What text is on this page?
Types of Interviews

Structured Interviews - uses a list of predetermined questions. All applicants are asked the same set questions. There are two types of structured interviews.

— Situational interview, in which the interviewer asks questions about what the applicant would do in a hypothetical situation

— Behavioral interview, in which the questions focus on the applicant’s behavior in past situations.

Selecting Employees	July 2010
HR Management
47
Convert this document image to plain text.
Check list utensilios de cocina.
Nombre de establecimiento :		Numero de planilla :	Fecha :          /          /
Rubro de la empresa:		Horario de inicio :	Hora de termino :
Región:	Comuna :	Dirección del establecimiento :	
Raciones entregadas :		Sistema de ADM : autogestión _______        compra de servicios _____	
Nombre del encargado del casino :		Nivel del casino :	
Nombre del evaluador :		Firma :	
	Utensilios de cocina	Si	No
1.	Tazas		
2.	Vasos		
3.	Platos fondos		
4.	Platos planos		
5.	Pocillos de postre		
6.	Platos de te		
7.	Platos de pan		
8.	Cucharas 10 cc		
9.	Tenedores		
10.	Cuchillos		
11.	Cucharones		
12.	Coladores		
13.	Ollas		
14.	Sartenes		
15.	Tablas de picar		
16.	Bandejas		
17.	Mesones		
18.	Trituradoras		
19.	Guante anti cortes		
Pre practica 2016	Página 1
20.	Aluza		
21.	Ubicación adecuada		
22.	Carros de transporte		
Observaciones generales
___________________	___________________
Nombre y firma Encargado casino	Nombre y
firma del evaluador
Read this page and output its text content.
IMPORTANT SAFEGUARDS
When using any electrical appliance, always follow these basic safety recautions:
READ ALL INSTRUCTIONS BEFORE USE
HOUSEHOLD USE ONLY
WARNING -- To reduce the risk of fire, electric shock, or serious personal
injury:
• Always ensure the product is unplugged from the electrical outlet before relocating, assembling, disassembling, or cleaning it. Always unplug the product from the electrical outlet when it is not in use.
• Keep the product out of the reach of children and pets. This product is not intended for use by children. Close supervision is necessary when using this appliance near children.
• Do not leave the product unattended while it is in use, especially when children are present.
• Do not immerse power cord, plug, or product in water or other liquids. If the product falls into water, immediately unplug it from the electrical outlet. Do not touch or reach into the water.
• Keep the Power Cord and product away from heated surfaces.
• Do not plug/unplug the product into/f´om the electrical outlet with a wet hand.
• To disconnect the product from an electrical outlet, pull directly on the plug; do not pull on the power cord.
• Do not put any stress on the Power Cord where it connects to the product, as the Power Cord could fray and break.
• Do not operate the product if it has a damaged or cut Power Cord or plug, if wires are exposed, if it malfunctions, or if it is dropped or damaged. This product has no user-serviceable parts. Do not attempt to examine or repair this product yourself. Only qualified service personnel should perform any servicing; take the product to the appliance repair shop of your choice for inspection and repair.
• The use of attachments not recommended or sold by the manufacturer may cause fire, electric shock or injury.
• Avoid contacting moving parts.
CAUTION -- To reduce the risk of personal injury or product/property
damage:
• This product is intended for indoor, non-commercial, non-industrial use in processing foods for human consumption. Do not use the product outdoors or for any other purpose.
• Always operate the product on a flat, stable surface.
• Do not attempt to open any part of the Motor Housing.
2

═══

**Objective**. Gather all lines with the string "Nombre" from the data.

**Exercise response**.
Nombre de establecimiento :		Numero de planilla :	Fecha :          /          /
Nombre del encargado del casino :		Nivel del casino :	
Nombre del evaluador :		Firma :	
Nombre y firma Encargado casino	Nombre y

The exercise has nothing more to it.